● What to do:
Reproduce the records exactly.
>> Start
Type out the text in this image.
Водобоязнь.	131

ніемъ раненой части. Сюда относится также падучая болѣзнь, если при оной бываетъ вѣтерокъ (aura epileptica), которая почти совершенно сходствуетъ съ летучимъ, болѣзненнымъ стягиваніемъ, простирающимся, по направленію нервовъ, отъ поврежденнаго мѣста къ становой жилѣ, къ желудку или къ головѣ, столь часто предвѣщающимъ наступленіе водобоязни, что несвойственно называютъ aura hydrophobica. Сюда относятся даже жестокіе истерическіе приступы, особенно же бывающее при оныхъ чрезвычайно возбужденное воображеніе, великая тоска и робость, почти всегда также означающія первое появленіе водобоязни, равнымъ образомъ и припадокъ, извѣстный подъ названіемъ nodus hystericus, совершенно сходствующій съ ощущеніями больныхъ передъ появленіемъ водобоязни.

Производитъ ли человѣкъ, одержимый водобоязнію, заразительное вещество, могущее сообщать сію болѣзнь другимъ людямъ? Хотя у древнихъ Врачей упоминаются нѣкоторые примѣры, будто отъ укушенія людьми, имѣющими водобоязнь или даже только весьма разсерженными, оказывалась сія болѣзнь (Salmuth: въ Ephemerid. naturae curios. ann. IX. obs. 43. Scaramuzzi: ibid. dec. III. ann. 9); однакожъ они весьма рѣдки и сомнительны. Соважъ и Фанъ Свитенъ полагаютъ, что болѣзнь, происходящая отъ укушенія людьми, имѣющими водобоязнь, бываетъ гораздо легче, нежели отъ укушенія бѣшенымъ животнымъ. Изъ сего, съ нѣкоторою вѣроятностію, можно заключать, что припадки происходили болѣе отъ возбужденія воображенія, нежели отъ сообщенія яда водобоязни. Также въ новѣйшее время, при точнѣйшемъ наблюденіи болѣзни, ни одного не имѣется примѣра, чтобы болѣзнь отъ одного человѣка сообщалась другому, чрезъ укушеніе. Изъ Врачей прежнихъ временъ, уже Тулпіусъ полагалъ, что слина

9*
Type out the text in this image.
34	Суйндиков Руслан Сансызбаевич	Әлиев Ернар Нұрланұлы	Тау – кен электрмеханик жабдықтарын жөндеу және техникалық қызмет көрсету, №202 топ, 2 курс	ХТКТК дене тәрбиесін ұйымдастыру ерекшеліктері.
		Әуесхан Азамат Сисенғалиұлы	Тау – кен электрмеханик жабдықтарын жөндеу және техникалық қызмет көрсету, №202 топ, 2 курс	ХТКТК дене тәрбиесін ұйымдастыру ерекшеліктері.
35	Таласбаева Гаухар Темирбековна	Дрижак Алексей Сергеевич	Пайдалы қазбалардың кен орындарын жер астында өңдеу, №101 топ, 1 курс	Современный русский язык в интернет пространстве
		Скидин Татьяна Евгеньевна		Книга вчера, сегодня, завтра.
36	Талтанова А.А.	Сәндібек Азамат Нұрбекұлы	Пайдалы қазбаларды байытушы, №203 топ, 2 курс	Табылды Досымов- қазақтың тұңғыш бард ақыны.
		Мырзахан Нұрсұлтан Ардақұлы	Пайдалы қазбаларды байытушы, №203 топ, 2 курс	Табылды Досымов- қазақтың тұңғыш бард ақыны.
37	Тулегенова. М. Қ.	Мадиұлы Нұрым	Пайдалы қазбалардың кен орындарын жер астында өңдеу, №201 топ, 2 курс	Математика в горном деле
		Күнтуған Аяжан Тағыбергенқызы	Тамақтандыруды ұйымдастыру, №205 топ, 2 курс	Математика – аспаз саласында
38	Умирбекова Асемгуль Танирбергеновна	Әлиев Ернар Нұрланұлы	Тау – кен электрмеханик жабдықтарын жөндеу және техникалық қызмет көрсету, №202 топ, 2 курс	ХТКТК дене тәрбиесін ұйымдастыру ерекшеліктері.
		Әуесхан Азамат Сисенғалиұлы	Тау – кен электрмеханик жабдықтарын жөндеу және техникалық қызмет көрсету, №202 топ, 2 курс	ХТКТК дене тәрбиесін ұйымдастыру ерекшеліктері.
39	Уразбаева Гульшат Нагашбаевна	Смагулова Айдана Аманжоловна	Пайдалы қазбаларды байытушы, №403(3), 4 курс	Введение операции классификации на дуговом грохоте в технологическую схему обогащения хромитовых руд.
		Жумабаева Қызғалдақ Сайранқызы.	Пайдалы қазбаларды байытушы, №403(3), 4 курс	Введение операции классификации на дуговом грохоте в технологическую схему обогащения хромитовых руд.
>> End
● Response:
Type out the text in this image.
Водобоязнь.	131

ніемъ раненой части. Сюда относится также падучая болѣзнь, если при оной бываетъ вѣтерокъ (aura epileptica), которая почти совершенно сходствуетъ съ летучимъ, болѣзненнымъ стягиваніемъ, простирающимся, по направленію нервовъ, отъ поврежденнаго мѣста къ становой жилѣ, къ желудку или къ головѣ, столь часто предвѣщающимъ наступленіе водобоязни, что несвойственно называютъ aura hydrophobica. Сюда относятся даже жестокіе истерическіе приступы, особенно же бывающее при оныхъ чрезвычайно возбужденное воображеніе, великая тоска и робость, почти всегда также означающія первое появленіе водобоязни, равнымъ образомъ и припадокъ, извѣстный подъ названіемъ nodus hystericus, совершенно сходствующій съ ощущеніями больныхъ передъ появленіемъ водобоязни.

Производитъ ли человѣкъ, одержимый водобоязнію, заразительное вещество, могущее сообщать сію болѣзнь другимъ людямъ? Хотя у древнихъ Врачей упоминаются нѣкоторые примѣры, будто отъ укушенія людьми, имѣющими водобоязнь или даже только весьма разсерженными, оказывалась сія болѣзнь (Salmuth: въ Ephemerid. naturae curios. ann. IX. obs. 43. Scaramuzzi: ibid. dec. III. ann. 9); однакожъ они весьма рѣдки и сомнительны. Соважъ и Фанъ Свитенъ полагаютъ, что болѣзнь, происходящая отъ укушенія людьми, имѣющими водобоязнь, бываетъ гораздо легче, нежели отъ укушенія бѣшенымъ животнымъ. Изъ сего, съ нѣкоторою вѣроятностію, можно заключать, что припадки происходили болѣе отъ возбужденія воображенія, нежели отъ сообщенія яда водобоязни. Также въ новѣйшее время, при точнѣйшемъ наблюденіи болѣзни, ни одного не имѣется примѣра, чтобы болѣзнь отъ одного человѣка сообщалась другому, чрезъ укушеніе. Изъ Врачей прежнихъ временъ, уже Тулпіусъ полагалъ, что слина

9*
Type out the text in this image.
34	Суйндиков Руслан Сансызбаевич	Әлиев Ернар Нұрланұлы	Тау – кен электрмеханик жабдықтарын жөндеу және техникалық қызмет көрсету, №202 топ, 2 курс	ХТКТК дене тәрбиесін ұйымдастыру ерекшеліктері.
		Әуесхан Азамат Сисенғалиұлы	Тау – кен электрмеханик жабдықтарын жөндеу және техникалық қызмет көрсету, №202 топ, 2 курс	ХТКТК дене тәрбиесін ұйымдастыру ерекшеліктері.
35	Таласбаева Гаухар Темирбековна	Дрижак Алексей Сергеевич	Пайдалы қазбалардың кен орындарын жер астында өңдеу, №101 топ, 1 курс	Современный русский язык в интернет пространстве
		Скидин Татьяна Евгеньевна		Книга вчера, сегодня, завтра.
36	Талтанова А.А.	Сәндібек Азамат Нұрбекұлы	Пайдалы қазбаларды байытушы, №203 топ, 2 курс	Табылды Досымов- қазақтың тұңғыш бард ақыны.
		Мырзахан Нұрсұлтан Ардақұлы	Пайдалы қазбаларды байытушы, №203 топ, 2 курс	Табылды Досымов- қазақтың тұңғыш бард ақыны.
37	Тулегенова. М. Қ.	Мадиұлы Нұрым	Пайдалы қазбалардың кен орындарын жер астында өңдеу, №201 топ, 2 курс	Математика в горном деле
		Күнтуған Аяжан Тағыбергенқызы	Тамақтандыруды ұйымдастыру, №205 топ, 2 курс	Математика – аспаз саласында
38	Умирбекова Асемгуль Танирбергеновна	Әлиев Ернар Нұрланұлы	Тау – кен электрмеханик жабдықтарын жөндеу және техникалық қызмет көрсету, №202 топ, 2 курс	ХТКТК дене тәрбиесін ұйымдастыру ерекшеліктері.
		Әуесхан Азамат Сисенғалиұлы	Тау – кен электрмеханик жабдықтарын жөндеу және техникалық қызмет көрсету, №202 топ, 2 курс	ХТКТК дене тәрбиесін ұйымдастыру ерекшеліктері.
39	Уразбаева Гульшат Нагашбаевна	Смагулова Айдана Аманжоловна	Пайдалы қазбаларды байытушы, №403(3), 4 курс	Введение операции классификации на дуговом грохоте в технологическую схему обогащения хромитовых руд.
		Жумабаева Қызғалдақ Сайранқызы.	Пайдалы қазбаларды байытушы, №403(3), 4 курс	Введение операции классификации на дуговом грохоте в технологическую схему обогащения хромитовых руд.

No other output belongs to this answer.